Goal of the exercise: Repeat the full listing, word for word.

Data for this task:
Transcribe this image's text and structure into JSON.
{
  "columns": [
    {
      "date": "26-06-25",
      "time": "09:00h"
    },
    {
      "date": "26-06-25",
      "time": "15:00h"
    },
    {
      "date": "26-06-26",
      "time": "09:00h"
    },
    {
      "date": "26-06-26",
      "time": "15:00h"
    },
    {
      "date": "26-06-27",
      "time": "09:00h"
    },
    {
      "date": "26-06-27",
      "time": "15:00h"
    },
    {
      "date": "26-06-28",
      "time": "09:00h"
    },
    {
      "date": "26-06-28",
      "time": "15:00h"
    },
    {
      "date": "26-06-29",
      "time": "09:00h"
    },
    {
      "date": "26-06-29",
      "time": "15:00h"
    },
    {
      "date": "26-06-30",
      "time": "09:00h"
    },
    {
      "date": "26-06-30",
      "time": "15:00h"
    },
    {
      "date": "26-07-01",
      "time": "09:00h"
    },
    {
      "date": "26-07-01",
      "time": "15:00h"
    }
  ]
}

Written response:
Transcribe this image's text and structure into JSON.
{
  "columns": [
    {
      "date": "26-06-25",
      "time": "09:00h"
    },
    {
      "date": "26-06-25",
      "time": "15:00h"
    },
    {
      "date": "26-06-26",
      "time": "09:00h"
    },
    {
      "date": "26-06-26",
      "time": "15:00h"
    },
    {
      "date": "26-06-27",
      "time": "09:00h"
    },
    {
      "date": "26-06-27",
      "time": "15:00h"
    },
    {
      "date": "26-06-28",
      "time": "09:00h"
    },
    {
      "date": "26-06-28",
      "time": "15:00h"
    },
    {
      "date": "26-06-29",
      "time": "09:00h"
    },
    {
      "date": "26-06-29",
      "time": "15:00h"
    },
    {
      "date": "26-06-30",
      "time": "09:00h"
    },
    {
      "date": "26-06-30",
      "time": "15:00h"
    },
    {
      "date": "26-07-01",
      "time": "09:00h"
    },
    {
      "date": "26-07-01",
      "time": "15:00h"
    }
  ]
}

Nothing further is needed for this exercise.